* [Page extract]:
A couple of points come to mind, though.  First, this is another illustration of why M-Day was a bad idea.  The dilemma here is basically “what does the developing world do with mutants?”, with the Warpies serving as a workaround to dodge M-Day.   Frankly, it would be a stronger X-Men story with actual mutants in it.  Ellis has managed to get around that problem.  But it shows, once again, that far from opening up interesting story ideas, M-Day has just created obstacles for writers to clamber over.

Second, there are still real issues with the pacing of this as a monthly series.  It’ll look great in the collected edition, to be fair.  But four splash pages, one of which just shows cast members running into a forest?  It’s fair enough if you regard the selling point as being Kaare Andrews’ art – and it’s certainly beautiful stuff – but it really does feel dragged out in this format.

Namor: The First Mutant #2 – Not that I’m planning to keep buying this series, you understand.  However many logos you stick on it, Namor is not an X-book.  But it’s part of the “Curse of the Mutants” crossover, so I ordered it anyway.  And after I panned the first issue, it’s only fair to say that this is better.  Having got the actual “Curse of the Mutants” tie-in out of the way, Stuart Moore and Ariel Olivetti are moving on to the story they really want to tell, which is about the new Atlantis going to war with a tribe of underwater vampires.  Something which looked like a plot hole in the last issue turns out to be deliberate, and there’s some attempt to build up an idea of Atlantean society.  A scene with an eccentric geriatric soothsayer telling embarrassing stories about Namor’s childhood is very good.

But there are still problems.  Namor says that he killed the vampires’ leader because “I thought it would end the Aqueos’ attacks on us and our colonies” – but didn’t they spend most of last issue telling us that he was breaking a peace treaty?  (The recap page certainly thinks so.)  The opening scene has an interesting idea about Atlanteans using their Atlantis off the coast of San Francisco to break from their cultural past, but it comes off as a clumsy “coming to America” moment.  And Olivetti’s work remains hit and miss, lacking the grace I’d expect in a Namor story.  Still, better than the first issue.

Uncanny X-Men #528 – “The Five Lights” continues, and this time we’re introducing a girl with fire and ice powers in Nigeria.  This is a very episodic arc – the unifying element is actually the subplot with Emma Frost figuring out how to get rid of Sebastian Shaw – and boy, wouldn’t it be nice if the recap page bothered to remind us of why she needs to get rid of him, because I’m certainly struggling to remember.  Something about Namor thinks she killed him already?  I think?  I don’t remember why…  Still, I like the scenes with Emma and Kitty in this issue – there’s a great rapport between these two that Fraction writes rather well.

* [Task instructions]:
(a) Copy the passage of the comic review excerpt starting at "Second, there are" and ending at "in this format.", replacing "pacing" with "rhythm".
(b) According to the comic review excerpt, what is the unifying element of "The Five Lights" arc?

* [Data]:

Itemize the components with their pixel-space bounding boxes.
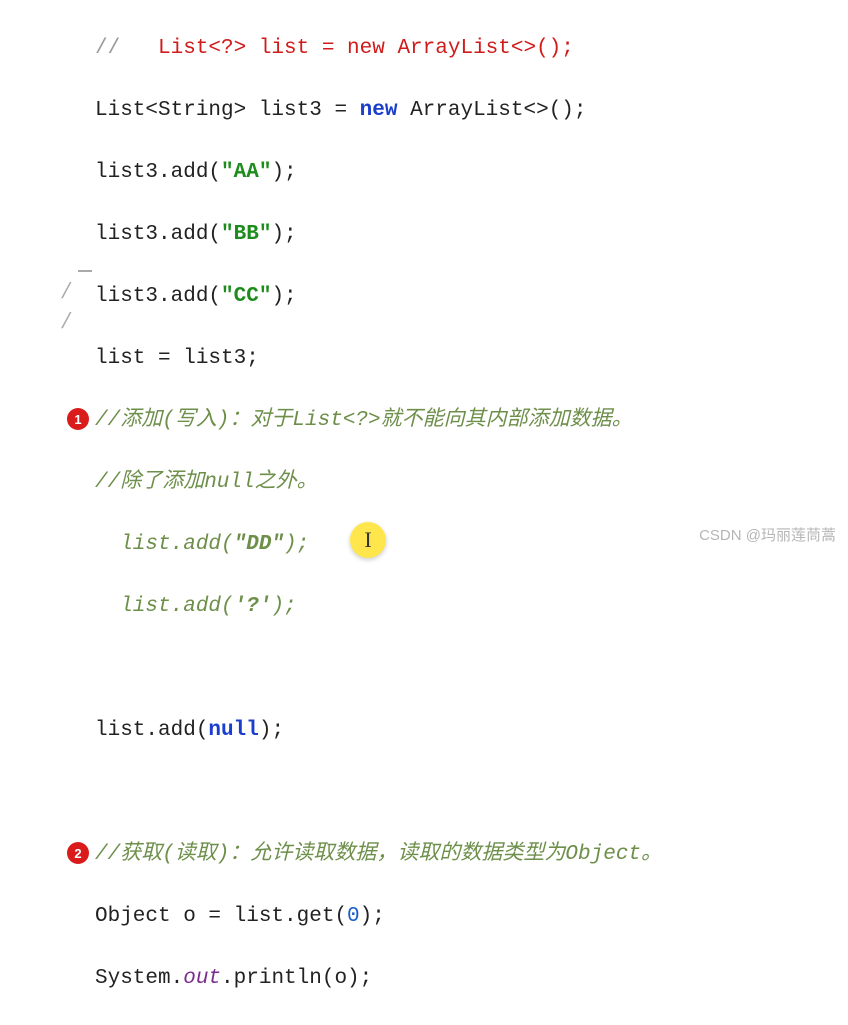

* [Task-by-task outputs]:
(a)
Second, there are still real issues with the rhythm of this as a monthly series.  It’ll look great in the collected edition, to be fair.  But four splash pages, one of which just shows cast members running into a forest?  It’s fair enough if you regard the selling point as being Kaare Andrews’ art – and it’s certainly beautiful stuff – but it really does feel dragged out in this format.

(b) The subplot in which Emma Frost works out how to get rid of Sebastian Shaw.